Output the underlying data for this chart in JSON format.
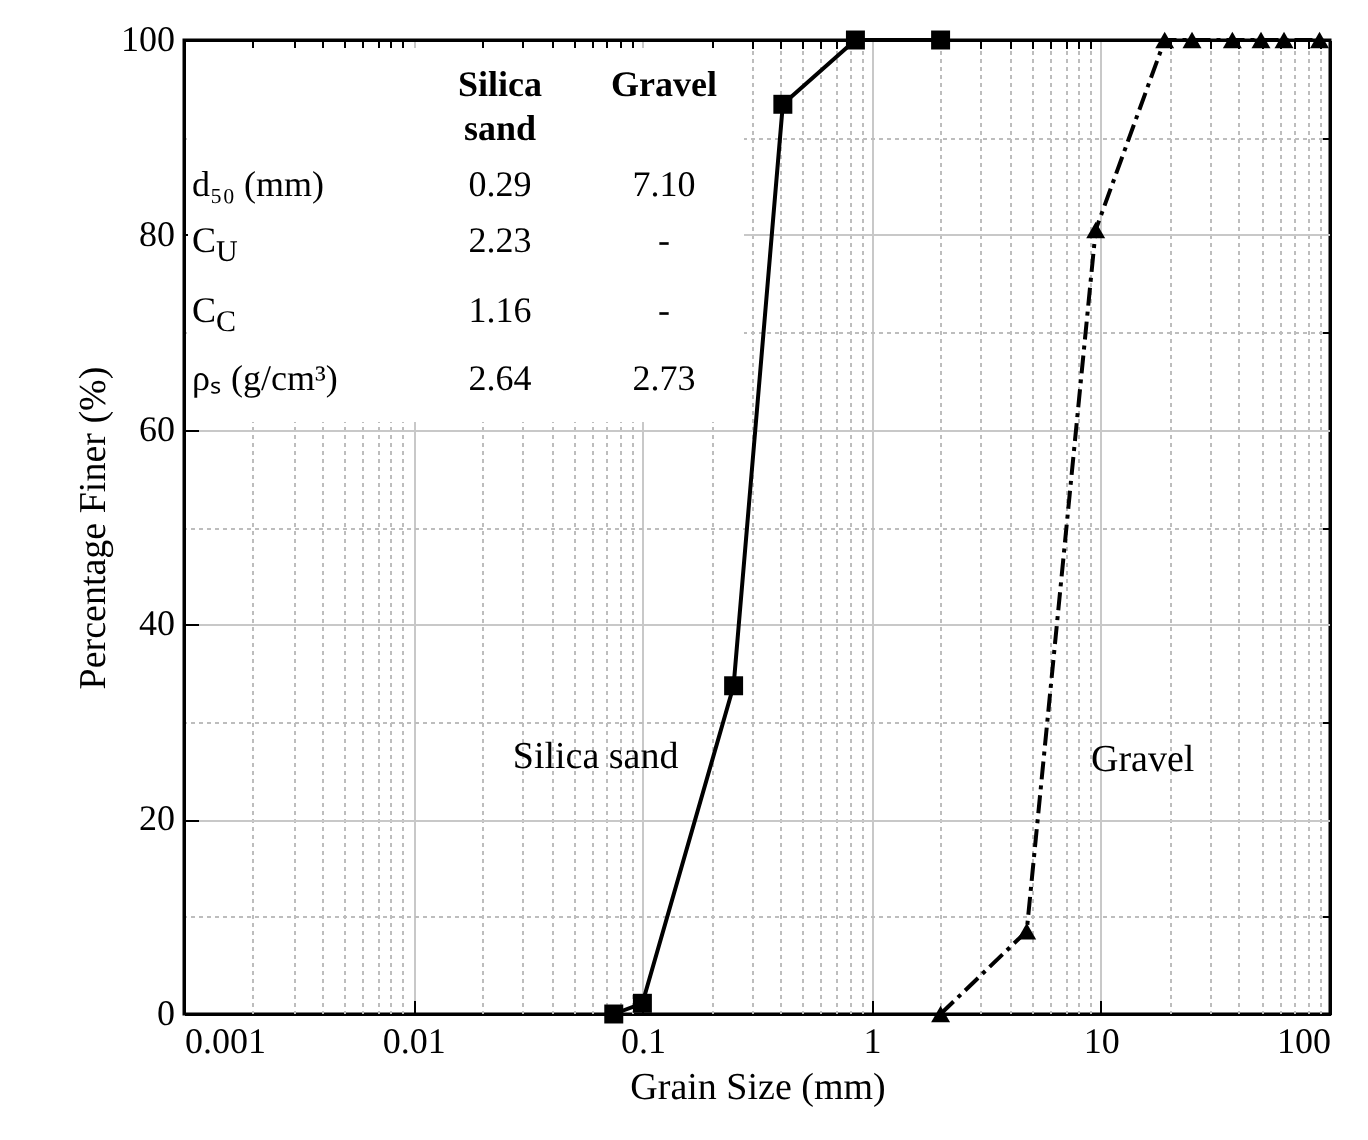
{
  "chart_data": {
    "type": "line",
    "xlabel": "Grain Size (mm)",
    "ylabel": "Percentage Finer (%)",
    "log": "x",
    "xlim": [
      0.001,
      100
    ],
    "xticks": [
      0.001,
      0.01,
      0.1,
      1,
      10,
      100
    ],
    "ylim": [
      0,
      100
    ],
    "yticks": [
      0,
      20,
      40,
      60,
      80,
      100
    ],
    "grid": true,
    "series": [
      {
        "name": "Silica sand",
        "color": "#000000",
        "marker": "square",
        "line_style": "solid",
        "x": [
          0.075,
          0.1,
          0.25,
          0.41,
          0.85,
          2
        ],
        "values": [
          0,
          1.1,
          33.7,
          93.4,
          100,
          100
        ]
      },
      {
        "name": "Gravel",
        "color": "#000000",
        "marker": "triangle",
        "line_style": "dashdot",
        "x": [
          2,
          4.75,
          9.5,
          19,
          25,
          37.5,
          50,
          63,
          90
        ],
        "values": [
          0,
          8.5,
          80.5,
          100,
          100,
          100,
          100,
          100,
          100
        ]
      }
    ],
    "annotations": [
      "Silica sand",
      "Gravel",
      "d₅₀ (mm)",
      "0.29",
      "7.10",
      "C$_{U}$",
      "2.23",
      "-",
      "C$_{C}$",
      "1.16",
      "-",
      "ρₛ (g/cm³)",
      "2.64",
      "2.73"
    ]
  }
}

-*-*-

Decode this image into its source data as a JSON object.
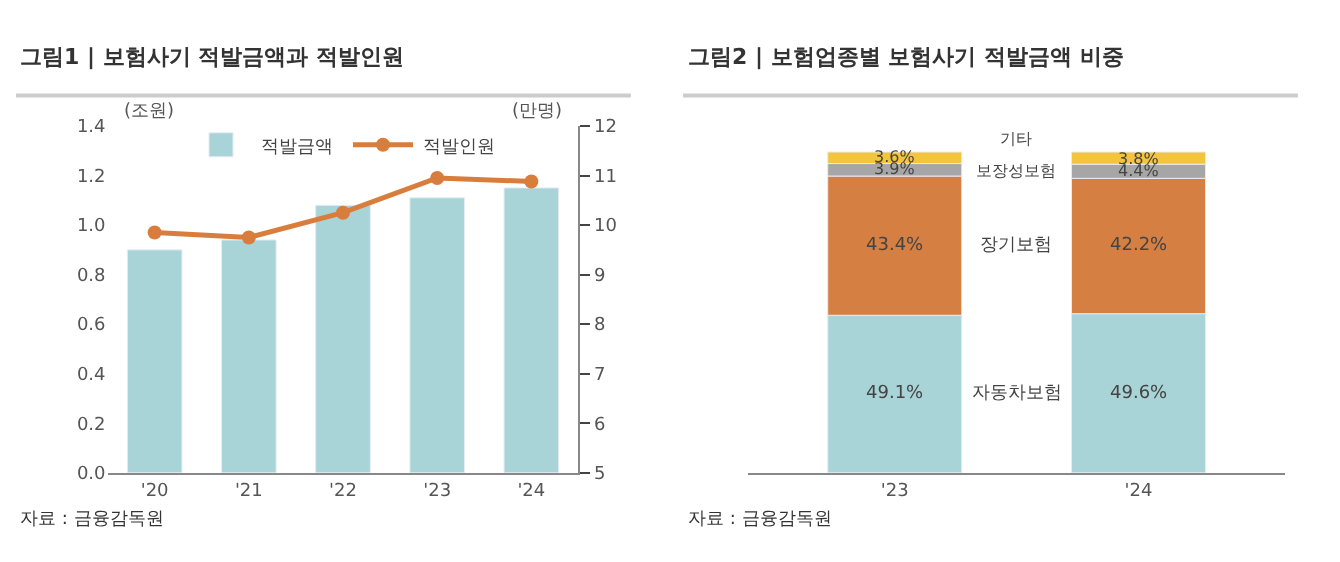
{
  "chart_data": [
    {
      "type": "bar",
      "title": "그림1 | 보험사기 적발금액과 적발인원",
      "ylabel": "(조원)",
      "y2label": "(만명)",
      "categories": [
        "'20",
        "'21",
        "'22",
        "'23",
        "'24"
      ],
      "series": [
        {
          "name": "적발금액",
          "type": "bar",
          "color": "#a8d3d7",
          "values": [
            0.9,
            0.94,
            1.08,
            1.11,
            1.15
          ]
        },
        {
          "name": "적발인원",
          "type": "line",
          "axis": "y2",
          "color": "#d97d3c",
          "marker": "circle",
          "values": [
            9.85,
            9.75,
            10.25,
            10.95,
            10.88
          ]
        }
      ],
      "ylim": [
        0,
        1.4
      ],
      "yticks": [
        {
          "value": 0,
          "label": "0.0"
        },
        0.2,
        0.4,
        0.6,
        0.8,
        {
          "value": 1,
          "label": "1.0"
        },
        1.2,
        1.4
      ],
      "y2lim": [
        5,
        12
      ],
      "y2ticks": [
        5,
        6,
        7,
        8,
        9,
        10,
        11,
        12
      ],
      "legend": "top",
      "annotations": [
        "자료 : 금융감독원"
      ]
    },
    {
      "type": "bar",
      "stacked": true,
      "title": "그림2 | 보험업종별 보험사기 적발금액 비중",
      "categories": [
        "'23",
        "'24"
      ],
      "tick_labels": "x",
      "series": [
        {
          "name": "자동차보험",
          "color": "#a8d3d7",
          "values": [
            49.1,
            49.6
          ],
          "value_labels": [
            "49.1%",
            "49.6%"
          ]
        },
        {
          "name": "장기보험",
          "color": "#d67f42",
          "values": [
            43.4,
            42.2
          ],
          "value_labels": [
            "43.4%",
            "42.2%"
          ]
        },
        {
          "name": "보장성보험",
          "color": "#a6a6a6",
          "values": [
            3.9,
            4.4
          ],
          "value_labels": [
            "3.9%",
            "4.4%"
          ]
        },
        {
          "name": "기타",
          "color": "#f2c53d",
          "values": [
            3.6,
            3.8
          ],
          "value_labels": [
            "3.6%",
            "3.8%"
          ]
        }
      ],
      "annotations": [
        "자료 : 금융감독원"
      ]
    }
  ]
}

-*-*-

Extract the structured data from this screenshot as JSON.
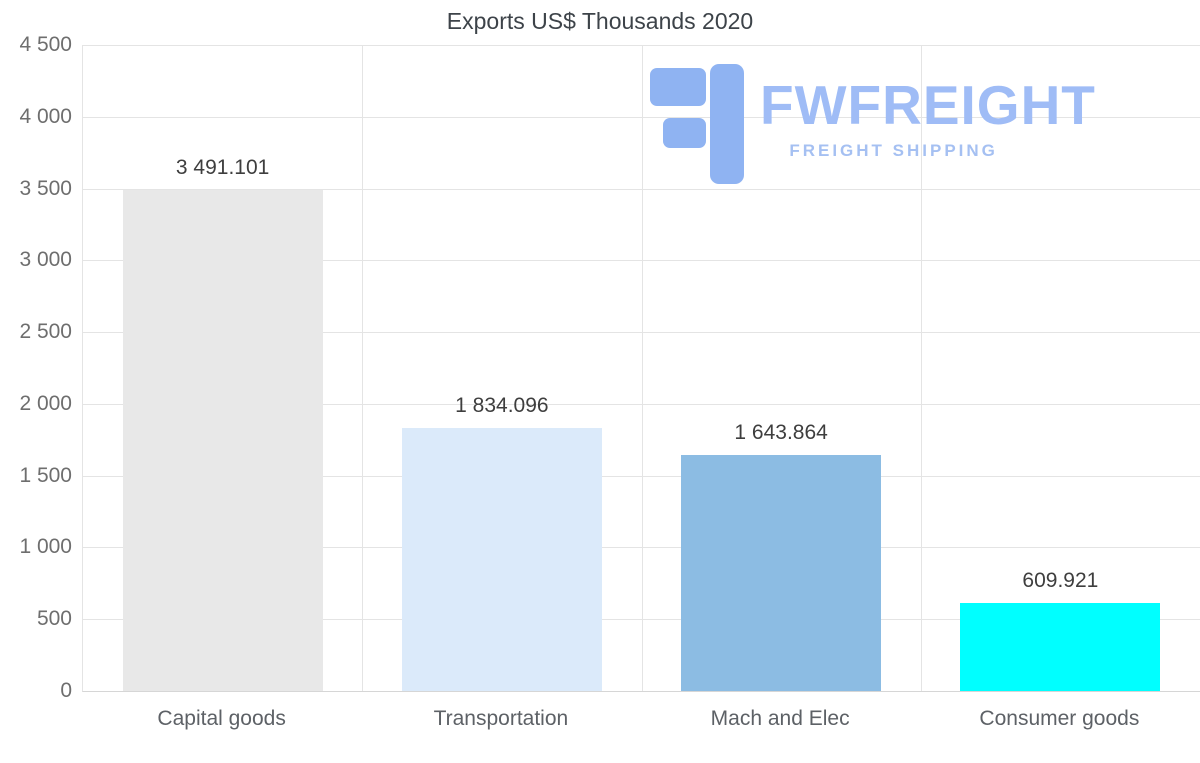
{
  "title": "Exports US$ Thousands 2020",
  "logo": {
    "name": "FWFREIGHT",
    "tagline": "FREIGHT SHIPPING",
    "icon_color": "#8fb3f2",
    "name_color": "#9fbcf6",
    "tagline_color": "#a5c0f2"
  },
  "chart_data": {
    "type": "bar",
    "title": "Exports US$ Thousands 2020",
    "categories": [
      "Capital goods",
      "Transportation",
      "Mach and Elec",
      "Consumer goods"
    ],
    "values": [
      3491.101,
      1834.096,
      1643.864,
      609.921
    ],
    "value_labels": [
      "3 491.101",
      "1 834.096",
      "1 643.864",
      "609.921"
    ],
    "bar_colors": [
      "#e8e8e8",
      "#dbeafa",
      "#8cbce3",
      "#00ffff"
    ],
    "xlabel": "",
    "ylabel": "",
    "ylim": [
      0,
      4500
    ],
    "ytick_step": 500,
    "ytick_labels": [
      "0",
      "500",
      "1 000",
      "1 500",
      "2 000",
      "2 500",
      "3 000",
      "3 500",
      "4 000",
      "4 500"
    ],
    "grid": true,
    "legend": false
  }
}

-*-*-

• _To be done_: Filter the records for lines holding the string "title". Copy each one.

• _Output below_:
      "title": "그림1 | 보험사기 적발금액과 적발인원",
      "title": "그림2 | 보험업종별 보험사기 적발금액 비중",
  "title": "Exports US$ Thousands 2020",
    "title": "Exports US$ Thousands 2020",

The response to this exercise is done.